Retype the listing that follows, exactly as written.

Recorded information
begin
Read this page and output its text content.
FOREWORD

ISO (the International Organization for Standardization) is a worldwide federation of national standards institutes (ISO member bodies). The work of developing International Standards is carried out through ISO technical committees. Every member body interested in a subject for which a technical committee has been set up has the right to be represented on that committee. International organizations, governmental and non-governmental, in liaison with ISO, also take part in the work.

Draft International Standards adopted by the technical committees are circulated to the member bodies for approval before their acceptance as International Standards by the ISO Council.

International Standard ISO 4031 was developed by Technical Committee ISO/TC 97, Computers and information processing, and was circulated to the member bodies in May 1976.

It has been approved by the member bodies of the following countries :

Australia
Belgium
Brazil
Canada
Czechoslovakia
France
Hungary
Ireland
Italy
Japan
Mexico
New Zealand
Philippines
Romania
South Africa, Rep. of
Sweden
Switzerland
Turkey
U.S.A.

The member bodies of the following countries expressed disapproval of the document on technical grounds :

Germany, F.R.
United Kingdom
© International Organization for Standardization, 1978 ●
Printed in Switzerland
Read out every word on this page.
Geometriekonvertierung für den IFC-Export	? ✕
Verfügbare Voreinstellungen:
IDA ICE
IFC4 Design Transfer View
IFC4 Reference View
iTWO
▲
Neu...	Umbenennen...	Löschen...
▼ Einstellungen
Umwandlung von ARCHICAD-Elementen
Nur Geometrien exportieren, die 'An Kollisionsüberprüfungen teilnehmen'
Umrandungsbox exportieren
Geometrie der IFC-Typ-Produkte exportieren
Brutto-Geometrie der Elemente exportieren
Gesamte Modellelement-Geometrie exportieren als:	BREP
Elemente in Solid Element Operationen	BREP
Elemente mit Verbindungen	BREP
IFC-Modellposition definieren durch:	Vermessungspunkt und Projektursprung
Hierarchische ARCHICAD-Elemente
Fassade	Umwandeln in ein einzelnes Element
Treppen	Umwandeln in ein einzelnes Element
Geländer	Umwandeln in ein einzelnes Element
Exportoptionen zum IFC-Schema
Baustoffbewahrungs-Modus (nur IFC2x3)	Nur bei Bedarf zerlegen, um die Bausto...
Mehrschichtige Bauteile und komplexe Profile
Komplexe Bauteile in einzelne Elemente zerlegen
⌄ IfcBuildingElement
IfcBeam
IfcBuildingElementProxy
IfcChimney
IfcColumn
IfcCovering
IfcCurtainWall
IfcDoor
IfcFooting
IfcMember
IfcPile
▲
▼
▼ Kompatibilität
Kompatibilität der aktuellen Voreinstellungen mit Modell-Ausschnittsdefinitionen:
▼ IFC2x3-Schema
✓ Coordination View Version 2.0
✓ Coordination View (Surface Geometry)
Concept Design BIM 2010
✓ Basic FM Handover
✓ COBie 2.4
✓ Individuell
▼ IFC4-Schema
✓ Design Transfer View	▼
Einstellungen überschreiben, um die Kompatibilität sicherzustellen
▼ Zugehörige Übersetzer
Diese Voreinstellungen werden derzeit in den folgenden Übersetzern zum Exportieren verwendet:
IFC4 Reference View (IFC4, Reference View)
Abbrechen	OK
end
Exercise answer
Read this page and output its text content.
FOREWORD

ISO (the International Organization for Standardization) is a worldwide federation of national standards institutes (ISO member bodies). The work of developing International Standards is carried out through ISO technical committees. Every member body interested in a subject for which a technical committee has been set up has the right to be represented on that committee. International organizations, governmental and non-governmental, in liaison with ISO, also take part in the work.

Draft International Standards adopted by the technical committees are circulated to the member bodies for approval before their acceptance as International Standards by the ISO Council.

International Standard ISO 4031 was developed by Technical Committee ISO/TC 97, Computers and information processing, and was circulated to the member bodies in May 1976.

It has been approved by the member bodies of the following countries :

Australia
Belgium
Brazil
Canada
Czechoslovakia
France
Hungary
Ireland
Italy
Japan
Mexico
New Zealand
Philippines
Romania
South Africa, Rep. of
Sweden
Switzerland
Turkey
U.S.A.

The member bodies of the following countries expressed disapproval of the document on technical grounds :

Germany, F.R.
United Kingdom
© International Organization for Standardization, 1978 ●
Printed in Switzerland
Read out every word on this page.
Geometriekonvertierung für den IFC-Export	? ✕
Verfügbare Voreinstellungen:
IDA ICE
IFC4 Design Transfer View
IFC4 Reference View
iTWO
▲
Neu...	Umbenennen...	Löschen...
▼ Einstellungen
Umwandlung von ARCHICAD-Elementen
Nur Geometrien exportieren, die 'An Kollisionsüberprüfungen teilnehmen'
Umrandungsbox exportieren
Geometrie der IFC-Typ-Produkte exportieren
Brutto-Geometrie der Elemente exportieren
Gesamte Modellelement-Geometrie exportieren als:	BREP
Elemente in Solid Element Operationen	BREP
Elemente mit Verbindungen	BREP
IFC-Modellposition definieren durch:	Vermessungspunkt und Projektursprung
Hierarchische ARCHICAD-Elemente
Fassade	Umwandeln in ein einzelnes Element
Treppen	Umwandeln in ein einzelnes Element
Geländer	Umwandeln in ein einzelnes Element
Exportoptionen zum IFC-Schema
Baustoffbewahrungs-Modus (nur IFC2x3)	Nur bei Bedarf zerlegen, um die Bausto...
Mehrschichtige Bauteile und komplexe Profile
Komplexe Bauteile in einzelne Elemente zerlegen
⌄ IfcBuildingElement
IfcBeam
IfcBuildingElementProxy
IfcChimney
IfcColumn
IfcCovering
IfcCurtainWall
IfcDoor
IfcFooting
IfcMember
IfcPile
▲
▼
▼ Kompatibilität
Kompatibilität der aktuellen Voreinstellungen mit Modell-Ausschnittsdefinitionen:
▼ IFC2x3-Schema
✓ Coordination View Version 2.0
✓ Coordination View (Surface Geometry)
Concept Design BIM 2010
✓ Basic FM Handover
✓ COBie 2.4
✓ Individuell
▼ IFC4-Schema
✓ Design Transfer View	▼
Einstellungen überschreiben, um die Kompatibilität sicherzustellen
▼ Zugehörige Übersetzer
Diese Voreinstellungen werden derzeit in den folgenden Übersetzern zum Exportieren verwendet:
IFC4 Reference View (IFC4, Reference View)
Abbrechen	OK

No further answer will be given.